### EXERCISE BRIEF
Whenever the word "Crime" turns up in a line of the data below, copy that line.

[SUPPLIED RECORDS]

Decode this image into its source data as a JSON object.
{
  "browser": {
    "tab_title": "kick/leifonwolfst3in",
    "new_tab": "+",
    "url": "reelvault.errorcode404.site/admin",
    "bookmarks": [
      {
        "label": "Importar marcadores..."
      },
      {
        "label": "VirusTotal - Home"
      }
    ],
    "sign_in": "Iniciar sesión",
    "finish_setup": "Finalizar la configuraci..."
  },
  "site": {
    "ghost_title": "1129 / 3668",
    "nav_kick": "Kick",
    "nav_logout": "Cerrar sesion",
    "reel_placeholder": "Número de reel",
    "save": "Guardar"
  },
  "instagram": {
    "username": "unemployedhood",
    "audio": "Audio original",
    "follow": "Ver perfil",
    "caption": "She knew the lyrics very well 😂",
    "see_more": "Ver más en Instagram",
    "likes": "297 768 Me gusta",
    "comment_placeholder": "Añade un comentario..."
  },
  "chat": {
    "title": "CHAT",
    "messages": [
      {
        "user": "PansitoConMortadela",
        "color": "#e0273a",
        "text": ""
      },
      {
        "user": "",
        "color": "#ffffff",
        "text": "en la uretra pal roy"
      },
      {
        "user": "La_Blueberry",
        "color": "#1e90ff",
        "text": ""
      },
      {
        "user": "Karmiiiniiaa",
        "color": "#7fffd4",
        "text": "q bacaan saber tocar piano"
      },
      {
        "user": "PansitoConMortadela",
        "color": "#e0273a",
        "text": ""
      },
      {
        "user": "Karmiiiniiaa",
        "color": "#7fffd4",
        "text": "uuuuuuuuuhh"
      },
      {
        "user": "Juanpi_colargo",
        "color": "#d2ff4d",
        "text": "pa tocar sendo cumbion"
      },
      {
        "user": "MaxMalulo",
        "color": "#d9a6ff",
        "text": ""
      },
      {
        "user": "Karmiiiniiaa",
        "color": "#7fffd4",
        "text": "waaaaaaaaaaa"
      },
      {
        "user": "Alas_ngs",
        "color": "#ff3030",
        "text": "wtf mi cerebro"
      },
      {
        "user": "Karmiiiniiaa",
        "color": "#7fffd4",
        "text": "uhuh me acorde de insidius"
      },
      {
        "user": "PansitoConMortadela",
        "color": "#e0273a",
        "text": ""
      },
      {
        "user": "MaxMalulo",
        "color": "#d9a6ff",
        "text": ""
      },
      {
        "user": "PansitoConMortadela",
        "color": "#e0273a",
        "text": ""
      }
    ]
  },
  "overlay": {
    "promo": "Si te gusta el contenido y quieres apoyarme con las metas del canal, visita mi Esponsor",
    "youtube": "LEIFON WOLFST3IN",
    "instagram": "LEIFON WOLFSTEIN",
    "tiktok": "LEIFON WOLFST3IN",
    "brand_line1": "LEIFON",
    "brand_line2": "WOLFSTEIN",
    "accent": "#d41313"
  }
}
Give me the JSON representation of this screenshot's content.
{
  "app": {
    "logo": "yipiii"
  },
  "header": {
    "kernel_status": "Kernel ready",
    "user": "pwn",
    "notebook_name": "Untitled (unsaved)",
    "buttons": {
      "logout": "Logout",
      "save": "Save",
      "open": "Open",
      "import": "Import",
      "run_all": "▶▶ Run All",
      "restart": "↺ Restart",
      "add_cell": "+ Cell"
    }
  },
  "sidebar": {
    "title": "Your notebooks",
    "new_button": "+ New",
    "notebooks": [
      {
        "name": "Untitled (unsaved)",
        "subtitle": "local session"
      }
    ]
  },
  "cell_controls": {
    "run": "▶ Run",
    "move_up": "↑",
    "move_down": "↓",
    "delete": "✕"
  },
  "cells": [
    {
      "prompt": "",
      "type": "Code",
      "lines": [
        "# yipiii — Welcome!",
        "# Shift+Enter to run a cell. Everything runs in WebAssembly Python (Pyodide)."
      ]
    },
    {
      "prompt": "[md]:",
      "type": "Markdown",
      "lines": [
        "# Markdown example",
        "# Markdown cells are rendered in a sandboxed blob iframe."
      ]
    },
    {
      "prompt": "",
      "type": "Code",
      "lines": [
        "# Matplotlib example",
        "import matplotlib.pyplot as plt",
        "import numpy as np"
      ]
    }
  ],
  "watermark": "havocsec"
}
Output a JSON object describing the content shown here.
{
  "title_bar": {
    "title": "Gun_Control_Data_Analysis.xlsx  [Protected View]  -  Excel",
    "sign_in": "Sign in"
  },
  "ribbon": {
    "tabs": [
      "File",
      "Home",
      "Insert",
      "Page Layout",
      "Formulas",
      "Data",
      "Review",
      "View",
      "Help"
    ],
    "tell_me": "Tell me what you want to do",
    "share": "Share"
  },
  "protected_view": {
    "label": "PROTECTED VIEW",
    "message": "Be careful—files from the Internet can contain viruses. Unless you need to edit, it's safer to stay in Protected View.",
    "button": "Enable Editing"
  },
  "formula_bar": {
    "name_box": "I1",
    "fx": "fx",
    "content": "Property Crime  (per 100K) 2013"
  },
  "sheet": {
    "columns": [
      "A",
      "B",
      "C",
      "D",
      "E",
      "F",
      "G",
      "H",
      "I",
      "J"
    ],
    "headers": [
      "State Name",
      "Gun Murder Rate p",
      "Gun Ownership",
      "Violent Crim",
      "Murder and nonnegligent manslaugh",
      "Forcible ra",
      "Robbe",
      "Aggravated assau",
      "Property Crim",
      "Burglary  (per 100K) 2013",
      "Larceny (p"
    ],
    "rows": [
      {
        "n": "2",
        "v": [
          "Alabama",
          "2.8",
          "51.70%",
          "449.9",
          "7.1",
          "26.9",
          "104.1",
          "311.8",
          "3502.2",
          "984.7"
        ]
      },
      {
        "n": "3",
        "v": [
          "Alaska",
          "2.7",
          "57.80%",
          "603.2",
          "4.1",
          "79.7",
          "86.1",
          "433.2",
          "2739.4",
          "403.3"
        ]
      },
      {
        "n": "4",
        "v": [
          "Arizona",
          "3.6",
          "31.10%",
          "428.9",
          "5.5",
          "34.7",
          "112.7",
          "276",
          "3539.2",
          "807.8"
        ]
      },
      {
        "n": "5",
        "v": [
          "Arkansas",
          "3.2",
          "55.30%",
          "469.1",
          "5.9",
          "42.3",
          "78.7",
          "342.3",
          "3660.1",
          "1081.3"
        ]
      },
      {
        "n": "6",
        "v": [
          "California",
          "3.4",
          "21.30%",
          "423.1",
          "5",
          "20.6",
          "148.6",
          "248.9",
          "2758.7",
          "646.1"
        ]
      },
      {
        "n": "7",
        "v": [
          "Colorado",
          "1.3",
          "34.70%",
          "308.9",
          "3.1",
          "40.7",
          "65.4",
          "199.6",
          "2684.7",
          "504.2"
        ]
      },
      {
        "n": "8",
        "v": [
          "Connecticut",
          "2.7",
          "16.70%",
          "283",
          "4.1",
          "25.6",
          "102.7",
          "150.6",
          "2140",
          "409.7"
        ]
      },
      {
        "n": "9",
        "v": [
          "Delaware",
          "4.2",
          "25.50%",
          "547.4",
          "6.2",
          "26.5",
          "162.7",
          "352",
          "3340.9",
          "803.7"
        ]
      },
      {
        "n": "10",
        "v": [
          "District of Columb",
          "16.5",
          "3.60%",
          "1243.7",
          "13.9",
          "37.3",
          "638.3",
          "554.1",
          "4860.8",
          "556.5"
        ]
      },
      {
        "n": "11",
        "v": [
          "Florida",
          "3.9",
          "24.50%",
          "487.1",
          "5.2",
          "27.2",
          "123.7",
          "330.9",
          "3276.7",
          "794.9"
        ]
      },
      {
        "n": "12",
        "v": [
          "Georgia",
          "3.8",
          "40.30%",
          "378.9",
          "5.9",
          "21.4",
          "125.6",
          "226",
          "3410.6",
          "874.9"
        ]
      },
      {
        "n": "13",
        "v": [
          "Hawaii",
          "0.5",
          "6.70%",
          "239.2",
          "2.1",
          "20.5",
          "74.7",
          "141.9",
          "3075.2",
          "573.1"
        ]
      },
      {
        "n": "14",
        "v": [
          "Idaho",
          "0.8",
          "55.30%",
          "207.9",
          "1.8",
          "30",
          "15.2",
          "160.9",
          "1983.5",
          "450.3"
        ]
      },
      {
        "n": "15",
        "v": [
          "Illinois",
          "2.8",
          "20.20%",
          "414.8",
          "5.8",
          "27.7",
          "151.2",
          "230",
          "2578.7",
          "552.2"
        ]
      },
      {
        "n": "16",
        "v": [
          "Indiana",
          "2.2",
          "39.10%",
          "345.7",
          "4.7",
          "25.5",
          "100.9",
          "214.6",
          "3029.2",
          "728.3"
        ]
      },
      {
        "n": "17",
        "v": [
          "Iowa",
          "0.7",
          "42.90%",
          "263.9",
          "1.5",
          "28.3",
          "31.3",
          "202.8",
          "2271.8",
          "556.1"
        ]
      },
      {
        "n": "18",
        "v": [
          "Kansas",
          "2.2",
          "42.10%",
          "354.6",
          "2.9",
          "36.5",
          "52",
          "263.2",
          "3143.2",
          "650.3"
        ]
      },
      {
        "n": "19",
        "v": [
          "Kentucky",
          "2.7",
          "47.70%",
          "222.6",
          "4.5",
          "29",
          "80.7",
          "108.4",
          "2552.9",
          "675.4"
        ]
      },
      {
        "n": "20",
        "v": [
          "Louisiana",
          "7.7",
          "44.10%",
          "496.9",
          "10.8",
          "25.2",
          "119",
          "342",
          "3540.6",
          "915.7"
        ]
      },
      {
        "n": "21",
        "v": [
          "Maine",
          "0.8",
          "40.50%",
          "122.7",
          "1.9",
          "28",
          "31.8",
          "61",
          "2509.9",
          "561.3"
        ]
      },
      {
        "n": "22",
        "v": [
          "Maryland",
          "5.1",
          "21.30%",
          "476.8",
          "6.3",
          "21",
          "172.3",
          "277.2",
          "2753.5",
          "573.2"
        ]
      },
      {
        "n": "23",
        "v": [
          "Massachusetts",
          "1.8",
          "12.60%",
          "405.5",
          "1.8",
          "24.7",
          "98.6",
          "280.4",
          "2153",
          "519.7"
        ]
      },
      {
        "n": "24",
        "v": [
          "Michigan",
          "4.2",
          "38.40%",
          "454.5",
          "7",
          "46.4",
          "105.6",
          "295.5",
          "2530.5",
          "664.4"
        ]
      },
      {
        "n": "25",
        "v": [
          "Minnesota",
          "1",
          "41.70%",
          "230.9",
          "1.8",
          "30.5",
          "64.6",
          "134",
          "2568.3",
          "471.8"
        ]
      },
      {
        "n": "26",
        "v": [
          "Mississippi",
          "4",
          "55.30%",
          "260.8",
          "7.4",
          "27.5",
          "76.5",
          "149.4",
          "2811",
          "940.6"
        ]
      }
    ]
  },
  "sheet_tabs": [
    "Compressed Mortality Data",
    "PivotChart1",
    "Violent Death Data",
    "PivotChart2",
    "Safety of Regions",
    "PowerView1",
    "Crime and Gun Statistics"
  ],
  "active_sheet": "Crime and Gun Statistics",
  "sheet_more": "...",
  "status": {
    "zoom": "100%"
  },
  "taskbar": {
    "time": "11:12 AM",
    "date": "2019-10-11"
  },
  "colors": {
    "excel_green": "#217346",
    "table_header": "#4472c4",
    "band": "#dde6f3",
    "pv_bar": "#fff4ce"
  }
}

[/SUPPLIED RECORDS]

### RESULT OF THIS EXERCISE
    "content": "Property Crime  (per 100K) 2013"
    "Crime and Gun Statistics"
  "active_sheet": "Crime and Gun Statistics",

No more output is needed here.